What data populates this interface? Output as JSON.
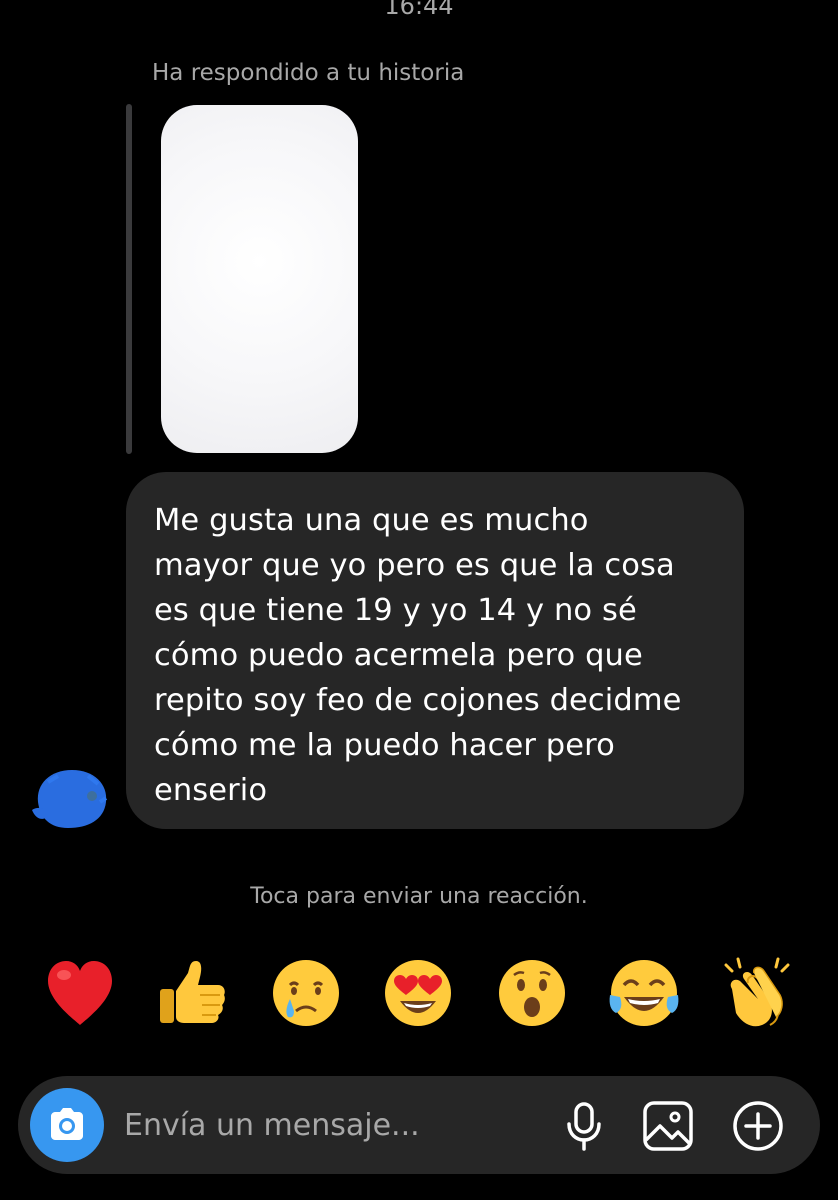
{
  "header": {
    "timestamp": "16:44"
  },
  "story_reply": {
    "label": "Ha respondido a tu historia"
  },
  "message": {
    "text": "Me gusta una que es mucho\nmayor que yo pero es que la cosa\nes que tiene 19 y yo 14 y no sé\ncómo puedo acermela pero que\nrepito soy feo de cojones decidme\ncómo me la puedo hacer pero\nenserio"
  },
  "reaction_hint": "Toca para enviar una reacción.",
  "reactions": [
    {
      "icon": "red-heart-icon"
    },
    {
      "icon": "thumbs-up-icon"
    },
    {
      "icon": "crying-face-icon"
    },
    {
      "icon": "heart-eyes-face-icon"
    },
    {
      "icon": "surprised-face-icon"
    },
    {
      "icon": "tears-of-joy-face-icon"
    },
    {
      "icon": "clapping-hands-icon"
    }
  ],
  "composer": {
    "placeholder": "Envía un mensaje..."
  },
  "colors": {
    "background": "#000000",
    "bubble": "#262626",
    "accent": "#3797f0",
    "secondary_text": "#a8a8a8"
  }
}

WRITTEN INSTRUCTION: Copy each line above where the string "icon" occurs.

EXPECTED ANSWER:
      "icon": "red-heart-icon"
      "icon": "thumbs-up-icon"
      "icon": "crying-face-icon"
      "icon": "heart-eyes-face-icon"
      "icon": "surprised-face-icon"
      "icon": "tears-of-joy-face-icon"
      "icon": "clapping-hands-icon"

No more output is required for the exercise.